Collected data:
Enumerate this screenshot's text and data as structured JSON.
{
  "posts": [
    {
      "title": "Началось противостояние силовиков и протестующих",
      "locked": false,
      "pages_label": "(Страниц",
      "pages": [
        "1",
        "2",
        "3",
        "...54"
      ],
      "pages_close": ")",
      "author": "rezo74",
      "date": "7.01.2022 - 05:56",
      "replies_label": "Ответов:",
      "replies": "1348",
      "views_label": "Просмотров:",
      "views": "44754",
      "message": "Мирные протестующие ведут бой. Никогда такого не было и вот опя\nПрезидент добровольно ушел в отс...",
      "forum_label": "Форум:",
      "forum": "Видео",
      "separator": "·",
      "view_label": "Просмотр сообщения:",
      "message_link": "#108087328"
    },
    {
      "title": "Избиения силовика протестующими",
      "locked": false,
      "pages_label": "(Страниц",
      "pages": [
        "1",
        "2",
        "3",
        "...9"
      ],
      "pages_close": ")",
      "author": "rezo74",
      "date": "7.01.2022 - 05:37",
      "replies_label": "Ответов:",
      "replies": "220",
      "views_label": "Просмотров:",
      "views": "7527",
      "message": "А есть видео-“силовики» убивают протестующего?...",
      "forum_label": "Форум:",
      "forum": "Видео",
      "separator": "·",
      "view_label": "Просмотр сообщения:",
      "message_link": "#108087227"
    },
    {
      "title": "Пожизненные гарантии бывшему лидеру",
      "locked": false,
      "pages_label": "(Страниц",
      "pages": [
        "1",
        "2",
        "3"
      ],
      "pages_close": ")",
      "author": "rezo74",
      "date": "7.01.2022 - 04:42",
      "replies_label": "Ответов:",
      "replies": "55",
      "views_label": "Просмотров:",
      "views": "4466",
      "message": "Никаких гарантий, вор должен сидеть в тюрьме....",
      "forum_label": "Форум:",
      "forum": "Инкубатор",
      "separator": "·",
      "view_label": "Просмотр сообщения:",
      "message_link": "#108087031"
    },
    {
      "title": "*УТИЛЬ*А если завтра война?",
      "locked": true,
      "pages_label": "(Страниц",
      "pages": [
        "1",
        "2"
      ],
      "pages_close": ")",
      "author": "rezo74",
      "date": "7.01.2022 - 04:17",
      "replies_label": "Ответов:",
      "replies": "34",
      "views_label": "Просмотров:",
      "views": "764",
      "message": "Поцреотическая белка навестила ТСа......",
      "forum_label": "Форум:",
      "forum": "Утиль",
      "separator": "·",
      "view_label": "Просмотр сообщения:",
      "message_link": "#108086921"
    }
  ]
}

What to produce
Retype every entry above, word for word.

Reply
Enumerate this screenshot's text and data as structured JSON.
{
  "posts": [
    {
      "title": "Началось противостояние силовиков и протестующих",
      "locked": false,
      "pages_label": "(Страниц",
      "pages": [
        "1",
        "2",
        "3",
        "...54"
      ],
      "pages_close": ")",
      "author": "rezo74",
      "date": "7.01.2022 - 05:56",
      "replies_label": "Ответов:",
      "replies": "1348",
      "views_label": "Просмотров:",
      "views": "44754",
      "message": "Мирные протестующие ведут бой. Никогда такого не было и вот опя\nПрезидент добровольно ушел в отс...",
      "forum_label": "Форум:",
      "forum": "Видео",
      "separator": "·",
      "view_label": "Просмотр сообщения:",
      "message_link": "#108087328"
    },
    {
      "title": "Избиения силовика протестующими",
      "locked": false,
      "pages_label": "(Страниц",
      "pages": [
        "1",
        "2",
        "3",
        "...9"
      ],
      "pages_close": ")",
      "author": "rezo74",
      "date": "7.01.2022 - 05:37",
      "replies_label": "Ответов:",
      "replies": "220",
      "views_label": "Просмотров:",
      "views": "7527",
      "message": "А есть видео-“силовики» убивают протестующего?...",
      "forum_label": "Форум:",
      "forum": "Видео",
      "separator": "·",
      "view_label": "Просмотр сообщения:",
      "message_link": "#108087227"
    },
    {
      "title": "Пожизненные гарантии бывшему лидеру",
      "locked": false,
      "pages_label": "(Страниц",
      "pages": [
        "1",
        "2",
        "3"
      ],
      "pages_close": ")",
      "author": "rezo74",
      "date": "7.01.2022 - 04:42",
      "replies_label": "Ответов:",
      "replies": "55",
      "views_label": "Просмотров:",
      "views": "4466",
      "message": "Никаких гарантий, вор должен сидеть в тюрьме....",
      "forum_label": "Форум:",
      "forum": "Инкубатор",
      "separator": "·",
      "view_label": "Просмотр сообщения:",
      "message_link": "#108087031"
    },
    {
      "title": "*УТИЛЬ*А если завтра война?",
      "locked": true,
      "pages_label": "(Страниц",
      "pages": [
        "1",
        "2"
      ],
      "pages_close": ")",
      "author": "rezo74",
      "date": "7.01.2022 - 04:17",
      "replies_label": "Ответов:",
      "replies": "34",
      "views_label": "Просмотров:",
      "views": "764",
      "message": "Поцреотическая белка навестила ТСа......",
      "forum_label": "Форум:",
      "forum": "Утиль",
      "separator": "·",
      "view_label": "Просмотр сообщения:",
      "message_link": "#108086921"
    }
  ]
}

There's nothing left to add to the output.